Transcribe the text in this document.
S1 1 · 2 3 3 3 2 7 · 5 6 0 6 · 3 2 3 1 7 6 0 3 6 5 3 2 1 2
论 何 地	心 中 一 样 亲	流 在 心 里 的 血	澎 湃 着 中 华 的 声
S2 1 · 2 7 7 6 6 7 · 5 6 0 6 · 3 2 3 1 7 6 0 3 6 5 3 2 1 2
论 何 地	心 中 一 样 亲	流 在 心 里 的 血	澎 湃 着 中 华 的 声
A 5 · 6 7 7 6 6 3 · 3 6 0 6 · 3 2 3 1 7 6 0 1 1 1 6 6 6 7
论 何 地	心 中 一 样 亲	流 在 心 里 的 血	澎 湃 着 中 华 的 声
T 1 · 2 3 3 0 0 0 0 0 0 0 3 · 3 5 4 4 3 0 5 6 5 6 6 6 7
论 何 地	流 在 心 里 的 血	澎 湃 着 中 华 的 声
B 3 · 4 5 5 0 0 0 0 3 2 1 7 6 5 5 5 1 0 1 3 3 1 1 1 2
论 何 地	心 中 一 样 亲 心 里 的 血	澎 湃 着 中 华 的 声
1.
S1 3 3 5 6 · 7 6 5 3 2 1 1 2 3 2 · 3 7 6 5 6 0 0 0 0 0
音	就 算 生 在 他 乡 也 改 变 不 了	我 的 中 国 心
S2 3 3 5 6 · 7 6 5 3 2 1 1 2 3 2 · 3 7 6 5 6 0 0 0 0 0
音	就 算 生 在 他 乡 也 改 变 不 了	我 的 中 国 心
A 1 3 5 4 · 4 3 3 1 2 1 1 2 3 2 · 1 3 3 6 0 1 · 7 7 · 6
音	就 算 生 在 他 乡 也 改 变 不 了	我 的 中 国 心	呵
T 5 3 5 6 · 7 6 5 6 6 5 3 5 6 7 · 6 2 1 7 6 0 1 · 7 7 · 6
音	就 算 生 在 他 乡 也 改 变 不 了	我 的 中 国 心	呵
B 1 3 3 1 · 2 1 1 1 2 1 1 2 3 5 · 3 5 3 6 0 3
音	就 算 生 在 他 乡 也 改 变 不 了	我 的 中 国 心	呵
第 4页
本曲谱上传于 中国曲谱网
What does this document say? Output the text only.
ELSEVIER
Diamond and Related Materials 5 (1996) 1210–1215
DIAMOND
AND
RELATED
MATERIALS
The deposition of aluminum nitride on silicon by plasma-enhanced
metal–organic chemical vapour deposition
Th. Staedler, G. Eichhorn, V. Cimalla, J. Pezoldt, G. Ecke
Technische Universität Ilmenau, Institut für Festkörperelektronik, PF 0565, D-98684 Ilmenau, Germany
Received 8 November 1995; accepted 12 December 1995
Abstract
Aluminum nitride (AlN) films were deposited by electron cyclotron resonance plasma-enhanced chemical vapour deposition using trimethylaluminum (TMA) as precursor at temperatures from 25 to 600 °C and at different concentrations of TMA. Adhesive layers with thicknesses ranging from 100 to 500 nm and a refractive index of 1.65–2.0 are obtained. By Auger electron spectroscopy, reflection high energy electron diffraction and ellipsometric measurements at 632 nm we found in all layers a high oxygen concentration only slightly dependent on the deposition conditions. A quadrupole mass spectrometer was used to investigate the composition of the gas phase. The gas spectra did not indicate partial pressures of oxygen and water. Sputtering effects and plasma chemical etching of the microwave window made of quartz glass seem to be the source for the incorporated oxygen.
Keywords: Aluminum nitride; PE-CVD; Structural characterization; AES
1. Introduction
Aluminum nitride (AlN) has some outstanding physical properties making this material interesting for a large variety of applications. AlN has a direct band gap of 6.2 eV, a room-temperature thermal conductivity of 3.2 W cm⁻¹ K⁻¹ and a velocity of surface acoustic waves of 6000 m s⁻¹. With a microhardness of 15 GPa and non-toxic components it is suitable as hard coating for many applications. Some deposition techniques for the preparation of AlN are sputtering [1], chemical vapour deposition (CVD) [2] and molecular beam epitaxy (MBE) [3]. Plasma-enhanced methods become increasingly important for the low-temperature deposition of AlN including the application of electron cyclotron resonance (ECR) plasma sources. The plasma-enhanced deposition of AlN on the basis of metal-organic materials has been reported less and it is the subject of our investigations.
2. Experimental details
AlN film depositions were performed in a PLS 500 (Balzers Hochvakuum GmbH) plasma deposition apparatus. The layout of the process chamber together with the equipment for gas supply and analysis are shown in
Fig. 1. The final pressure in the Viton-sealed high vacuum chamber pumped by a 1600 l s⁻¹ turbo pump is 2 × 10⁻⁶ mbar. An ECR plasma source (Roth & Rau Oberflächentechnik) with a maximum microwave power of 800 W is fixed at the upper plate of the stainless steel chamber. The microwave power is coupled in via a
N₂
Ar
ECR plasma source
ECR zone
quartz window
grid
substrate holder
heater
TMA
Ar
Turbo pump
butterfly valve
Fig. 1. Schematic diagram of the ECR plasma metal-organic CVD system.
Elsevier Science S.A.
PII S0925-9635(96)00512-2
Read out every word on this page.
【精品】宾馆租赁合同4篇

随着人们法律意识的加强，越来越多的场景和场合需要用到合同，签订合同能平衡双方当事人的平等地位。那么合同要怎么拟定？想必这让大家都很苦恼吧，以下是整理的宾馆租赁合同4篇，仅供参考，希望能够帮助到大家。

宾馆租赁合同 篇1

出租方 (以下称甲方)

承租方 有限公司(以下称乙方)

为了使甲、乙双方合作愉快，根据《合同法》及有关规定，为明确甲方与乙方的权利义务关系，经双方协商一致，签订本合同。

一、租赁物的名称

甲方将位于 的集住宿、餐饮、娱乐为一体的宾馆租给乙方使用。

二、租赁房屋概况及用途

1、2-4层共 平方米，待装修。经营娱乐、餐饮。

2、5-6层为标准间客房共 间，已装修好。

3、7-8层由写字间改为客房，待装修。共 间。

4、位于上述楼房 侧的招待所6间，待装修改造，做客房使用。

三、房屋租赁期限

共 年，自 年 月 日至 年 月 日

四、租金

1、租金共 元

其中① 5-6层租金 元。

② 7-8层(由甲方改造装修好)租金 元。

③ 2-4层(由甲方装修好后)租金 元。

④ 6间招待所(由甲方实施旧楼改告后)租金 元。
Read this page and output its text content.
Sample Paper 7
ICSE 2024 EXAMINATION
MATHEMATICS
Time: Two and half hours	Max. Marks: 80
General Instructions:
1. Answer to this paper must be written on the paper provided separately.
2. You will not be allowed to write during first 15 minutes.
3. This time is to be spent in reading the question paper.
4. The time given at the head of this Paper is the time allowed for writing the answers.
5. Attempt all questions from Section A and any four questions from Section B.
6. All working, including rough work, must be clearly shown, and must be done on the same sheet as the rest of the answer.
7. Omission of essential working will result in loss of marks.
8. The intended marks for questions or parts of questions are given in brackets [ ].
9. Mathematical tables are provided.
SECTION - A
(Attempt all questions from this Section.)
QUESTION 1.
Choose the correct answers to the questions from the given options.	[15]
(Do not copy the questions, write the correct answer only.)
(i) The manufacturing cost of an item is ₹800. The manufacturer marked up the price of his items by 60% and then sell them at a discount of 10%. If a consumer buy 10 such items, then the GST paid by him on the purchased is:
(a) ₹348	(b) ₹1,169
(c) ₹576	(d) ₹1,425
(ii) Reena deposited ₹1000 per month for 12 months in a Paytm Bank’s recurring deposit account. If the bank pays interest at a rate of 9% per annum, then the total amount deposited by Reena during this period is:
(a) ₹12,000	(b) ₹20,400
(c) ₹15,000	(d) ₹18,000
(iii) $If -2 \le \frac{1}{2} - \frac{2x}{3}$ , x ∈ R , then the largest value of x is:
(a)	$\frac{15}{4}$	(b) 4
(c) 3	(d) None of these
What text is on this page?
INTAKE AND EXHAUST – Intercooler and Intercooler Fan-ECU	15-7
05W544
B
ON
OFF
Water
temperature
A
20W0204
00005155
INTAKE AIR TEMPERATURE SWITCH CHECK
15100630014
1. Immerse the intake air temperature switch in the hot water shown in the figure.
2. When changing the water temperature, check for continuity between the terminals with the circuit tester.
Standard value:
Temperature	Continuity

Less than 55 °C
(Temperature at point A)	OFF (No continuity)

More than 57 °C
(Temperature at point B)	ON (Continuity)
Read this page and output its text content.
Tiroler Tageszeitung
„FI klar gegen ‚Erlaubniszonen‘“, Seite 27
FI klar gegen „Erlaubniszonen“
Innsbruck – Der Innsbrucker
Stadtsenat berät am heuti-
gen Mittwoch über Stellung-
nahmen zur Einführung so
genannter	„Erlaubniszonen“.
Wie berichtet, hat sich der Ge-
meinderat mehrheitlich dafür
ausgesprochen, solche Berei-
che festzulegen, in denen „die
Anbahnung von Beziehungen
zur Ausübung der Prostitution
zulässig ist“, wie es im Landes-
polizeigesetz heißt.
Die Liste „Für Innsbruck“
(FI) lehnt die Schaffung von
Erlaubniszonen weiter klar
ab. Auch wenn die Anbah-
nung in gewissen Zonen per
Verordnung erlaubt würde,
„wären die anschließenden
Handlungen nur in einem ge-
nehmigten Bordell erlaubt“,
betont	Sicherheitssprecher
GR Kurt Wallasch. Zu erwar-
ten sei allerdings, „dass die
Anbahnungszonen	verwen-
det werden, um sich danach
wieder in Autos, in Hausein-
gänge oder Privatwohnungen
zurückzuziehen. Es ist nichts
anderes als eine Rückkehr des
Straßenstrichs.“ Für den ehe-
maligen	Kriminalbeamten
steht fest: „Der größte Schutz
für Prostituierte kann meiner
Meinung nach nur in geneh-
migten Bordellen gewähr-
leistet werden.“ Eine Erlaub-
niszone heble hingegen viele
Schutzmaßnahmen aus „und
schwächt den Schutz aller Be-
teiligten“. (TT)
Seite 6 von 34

• • • •

§ **Instructions to follow**: Select every line of the material above holding the word "point" and copy it.

§ **Response to this task**:
(Temperature at point A)	OFF (No continuity)
(Temperature at point B)	ON (Continuity)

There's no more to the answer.